Print the records below word for word, but leave out the pictures.

>> Start Source records

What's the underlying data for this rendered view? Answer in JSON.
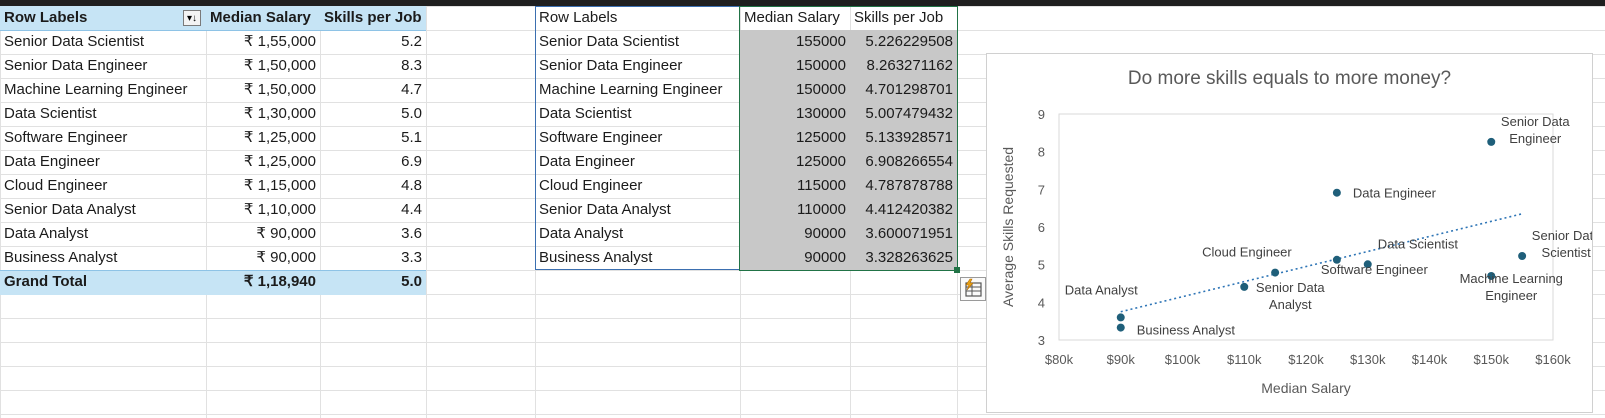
{
  "pivot": {
    "headers": [
      "Row Labels",
      "Median Salary",
      "Skills per Job"
    ],
    "rows": [
      {
        "label": "Senior Data Scientist",
        "salary": "₹ 1,55,000",
        "skills": "5.2"
      },
      {
        "label": "Senior Data Engineer",
        "salary": "₹ 1,50,000",
        "skills": "8.3"
      },
      {
        "label": "Machine Learning Engineer",
        "salary": "₹ 1,50,000",
        "skills": "4.7"
      },
      {
        "label": "Data Scientist",
        "salary": "₹ 1,30,000",
        "skills": "5.0"
      },
      {
        "label": "Software Engineer",
        "salary": "₹ 1,25,000",
        "skills": "5.1"
      },
      {
        "label": "Data Engineer",
        "salary": "₹ 1,25,000",
        "skills": "6.9"
      },
      {
        "label": "Cloud Engineer",
        "salary": "₹ 1,15,000",
        "skills": "4.8"
      },
      {
        "label": "Senior Data Analyst",
        "salary": "₹ 1,10,000",
        "skills": "4.4"
      },
      {
        "label": "Data Analyst",
        "salary": "₹ 90,000",
        "skills": "3.6"
      },
      {
        "label": "Business Analyst",
        "salary": "₹ 90,000",
        "skills": "3.3"
      }
    ],
    "total": {
      "label": "Grand Total",
      "salary": "₹ 1,18,940",
      "skills": "5.0"
    }
  },
  "table2": {
    "headers": [
      "Row Labels",
      "Median Salary",
      "Skills per Job"
    ],
    "rows": [
      {
        "label": "Senior Data Scientist",
        "salary": "155000",
        "skills": "5.226229508"
      },
      {
        "label": "Senior Data Engineer",
        "salary": "150000",
        "skills": "8.263271162"
      },
      {
        "label": "Machine Learning Engineer",
        "salary": "150000",
        "skills": "4.701298701"
      },
      {
        "label": "Data Scientist",
        "salary": "130000",
        "skills": "5.007479432"
      },
      {
        "label": "Software Engineer",
        "salary": "125000",
        "skills": "5.133928571"
      },
      {
        "label": "Data Engineer",
        "salary": "125000",
        "skills": "6.908266554"
      },
      {
        "label": "Cloud Engineer",
        "salary": "115000",
        "skills": "4.787878788"
      },
      {
        "label": "Senior Data Analyst",
        "salary": "110000",
        "skills": "4.412420382"
      },
      {
        "label": "Data Analyst",
        "salary": "90000",
        "skills": "3.600071951"
      },
      {
        "label": "Business Analyst",
        "salary": "90000",
        "skills": "3.328263625"
      }
    ]
  },
  "icons": {
    "filter": "sort-filter-icon",
    "quick_analysis": "quick-analysis-icon"
  },
  "colors": {
    "pivot_header": "#c6e4f5",
    "selection": "#c8c8c8",
    "marker": "#1f5f7a",
    "trendline": "#2e75b6"
  },
  "chart_data": {
    "type": "scatter",
    "title": "Do more skills equals to more money?",
    "xlabel": "Median Salary",
    "ylabel": "Average Skills Requested",
    "xlim": [
      80000,
      160000
    ],
    "ylim": [
      3,
      9
    ],
    "xticks": [
      "$80k",
      "$90k",
      "$100k",
      "$110k",
      "$120k",
      "$130k",
      "$140k",
      "$150k",
      "$160k"
    ],
    "yticks": [
      "3",
      "4",
      "5",
      "6",
      "7",
      "8",
      "9"
    ],
    "trendline": {
      "style": "dotted",
      "x": [
        90000,
        155000
      ],
      "y": [
        3.75,
        6.35
      ]
    },
    "points": [
      {
        "name": "Senior Data Scientist",
        "x": 155000,
        "y": 5.23
      },
      {
        "name": "Senior Data Engineer",
        "x": 150000,
        "y": 8.26
      },
      {
        "name": "Machine Learning Engineer",
        "x": 150000,
        "y": 4.7
      },
      {
        "name": "Data Scientist",
        "x": 130000,
        "y": 5.01
      },
      {
        "name": "Software Engineer",
        "x": 125000,
        "y": 5.13
      },
      {
        "name": "Data Engineer",
        "x": 125000,
        "y": 6.91
      },
      {
        "name": "Cloud Engineer",
        "x": 115000,
        "y": 4.79
      },
      {
        "name": "Senior Data Analyst",
        "x": 110000,
        "y": 4.41
      },
      {
        "name": "Data Analyst",
        "x": 90000,
        "y": 3.6
      },
      {
        "name": "Business Analyst",
        "x": 90000,
        "y": 3.33
      }
    ]
  }
}
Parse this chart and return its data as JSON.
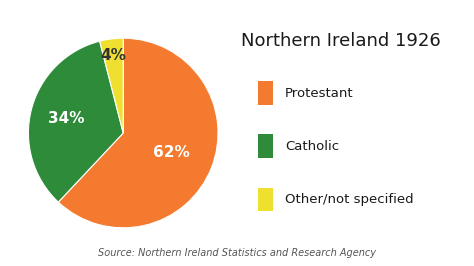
{
  "title": "Northern Ireland 1926",
  "labels": [
    "Protestant",
    "Catholic",
    "Other/not specified"
  ],
  "values": [
    62,
    34,
    4
  ],
  "colors": [
    "#F47A30",
    "#2E8B3A",
    "#EFE030"
  ],
  "pct_labels": [
    "62%",
    "34%",
    "4%"
  ],
  "source_text": "Source: Northern Ireland Statistics and Research Agency",
  "background_color": "#FFFFFF",
  "title_fontsize": 13,
  "legend_fontsize": 9.5,
  "pct_fontsize": 11,
  "source_fontsize": 7,
  "startangle": 90,
  "legend_labels": [
    "Protestant",
    "Catholic",
    "Other/not specified"
  ],
  "pct_colors": [
    "white",
    "white",
    "#333333"
  ],
  "pct_radii": [
    0.55,
    0.62,
    0.82
  ]
}
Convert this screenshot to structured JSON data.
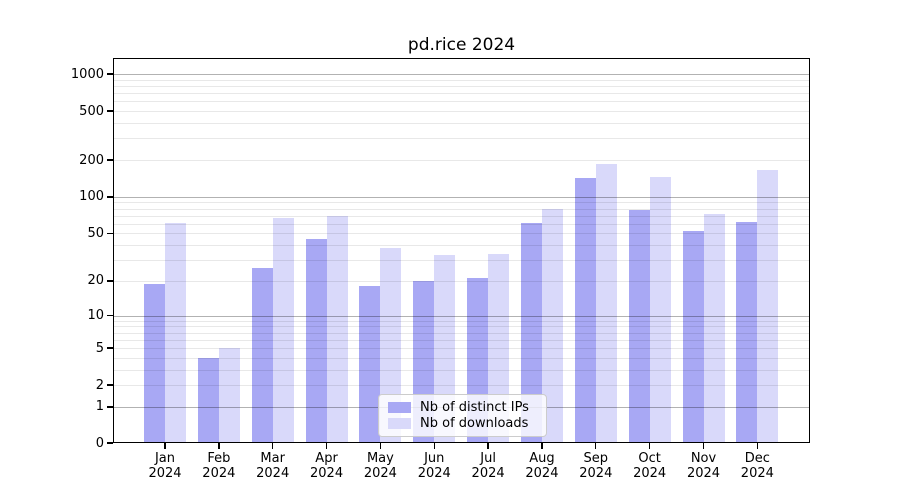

>> End Source records

• Complete answer:
What's the underlying data for this rendered view? Answer in JSON.
{
  "pivot": {
    "headers": [
      "Row Labels",
      "Median Salary",
      "Skills per Job"
    ],
    "rows": [
      {
        "label": "Senior Data Scientist",
        "salary": "₹ 1,55,000",
        "skills": "5.2"
      },
      {
        "label": "Senior Data Engineer",
        "salary": "₹ 1,50,000",
        "skills": "8.3"
      },
      {
        "label": "Machine Learning Engineer",
        "salary": "₹ 1,50,000",
        "skills": "4.7"
      },
      {
        "label": "Data Scientist",
        "salary": "₹ 1,30,000",
        "skills": "5.0"
      },
      {
        "label": "Software Engineer",
        "salary": "₹ 1,25,000",
        "skills": "5.1"
      },
      {
        "label": "Data Engineer",
        "salary": "₹ 1,25,000",
        "skills": "6.9"
      },
      {
        "label": "Cloud Engineer",
        "salary": "₹ 1,15,000",
        "skills": "4.8"
      },
      {
        "label": "Senior Data Analyst",
        "salary": "₹ 1,10,000",
        "skills": "4.4"
      },
      {
        "label": "Data Analyst",
        "salary": "₹ 90,000",
        "skills": "3.6"
      },
      {
        "label": "Business Analyst",
        "salary": "₹ 90,000",
        "skills": "3.3"
      }
    ],
    "total": {
      "label": "Grand Total",
      "salary": "₹ 1,18,940",
      "skills": "5.0"
    }
  },
  "table2": {
    "headers": [
      "Row Labels",
      "Median Salary",
      "Skills per Job"
    ],
    "rows": [
      {
        "label": "Senior Data Scientist",
        "salary": "155000",
        "skills": "5.226229508"
      },
      {
        "label": "Senior Data Engineer",
        "salary": "150000",
        "skills": "8.263271162"
      },
      {
        "label": "Machine Learning Engineer",
        "salary": "150000",
        "skills": "4.701298701"
      },
      {
        "label": "Data Scientist",
        "salary": "130000",
        "skills": "5.007479432"
      },
      {
        "label": "Software Engineer",
        "salary": "125000",
        "skills": "5.133928571"
      },
      {
        "label": "Data Engineer",
        "salary": "125000",
        "skills": "6.908266554"
      },
      {
        "label": "Cloud Engineer",
        "salary": "115000",
        "skills": "4.787878788"
      },
      {
        "label": "Senior Data Analyst",
        "salary": "110000",
        "skills": "4.412420382"
      },
      {
        "label": "Data Analyst",
        "salary": "90000",
        "skills": "3.600071951"
      },
      {
        "label": "Business Analyst",
        "salary": "90000",
        "skills": "3.328263625"
      }
    ]
  },
  "icons": {
    "filter": "sort-filter-icon",
    "quick_analysis": "quick-analysis-icon"
  },
  "colors": {
    "pivot_header": "#c6e4f5",
    "selection": "#c8c8c8",
    "marker": "#1f5f7a",
    "trendline": "#2e75b6"
  },
  "chart_data": {
    "type": "scatter",
    "title": "Do more skills equals to more money?",
    "xlabel": "Median Salary",
    "ylabel": "Average Skills Requested",
    "xlim": [
      80000,
      160000
    ],
    "ylim": [
      3,
      9
    ],
    "xticks": [
      "$80k",
      "$90k",
      "$100k",
      "$110k",
      "$120k",
      "$130k",
      "$140k",
      "$150k",
      "$160k"
    ],
    "yticks": [
      "3",
      "4",
      "5",
      "6",
      "7",
      "8",
      "9"
    ],
    "trendline": {
      "style": "dotted",
      "x": [
        90000,
        155000
      ],
      "y": [
        3.75,
        6.35
      ]
    },
    "points": [
      {
        "name": "Senior Data Scientist",
        "x": 155000,
        "y": 5.23
      },
      {
        "name": "Senior Data Engineer",
        "x": 150000,
        "y": 8.26
      },
      {
        "name": "Machine Learning Engineer",
        "x": 150000,
        "y": 4.7
      },
      {
        "name": "Data Scientist",
        "x": 130000,
        "y": 5.01
      },
      {
        "name": "Software Engineer",
        "x": 125000,
        "y": 5.13
      },
      {
        "name": "Data Engineer",
        "x": 125000,
        "y": 6.91
      },
      {
        "name": "Cloud Engineer",
        "x": 115000,
        "y": 4.79
      },
      {
        "name": "Senior Data Analyst",
        "x": 110000,
        "y": 4.41
      },
      {
        "name": "Data Analyst",
        "x": 90000,
        "y": 3.6
      },
      {
        "name": "Business Analyst",
        "x": 90000,
        "y": 3.33
      }
    ]
  }
}
Parse this chart and return its data as JSON.
{
  "title": "Northern Ireland 1926",
  "labels": [
    "Protestant",
    "Catholic",
    "Other/not specified"
  ],
  "values": [
    62,
    34,
    4
  ],
  "colors": [
    "#F47A30",
    "#2E8B3A",
    "#EFE030"
  ],
  "pct_labels": [
    "62%",
    "34%",
    "4%"
  ],
  "source_text": "Source: Northern Ireland Statistics and Research Agency",
  "background_color": "#FFFFFF",
  "title_fontsize": 13,
  "legend_fontsize": 9.5,
  "pct_fontsize": 11,
  "source_fontsize": 7,
  "startangle": 90,
  "legend_labels": [
    "Protestant",
    "Catholic",
    "Other/not specified"
  ],
  "pct_colors": [
    "white",
    "white",
    "#333333"
  ],
  "pct_radii": [
    0.55,
    0.62,
    0.82
  ]
}
Convert this screenshot to structured JSON data.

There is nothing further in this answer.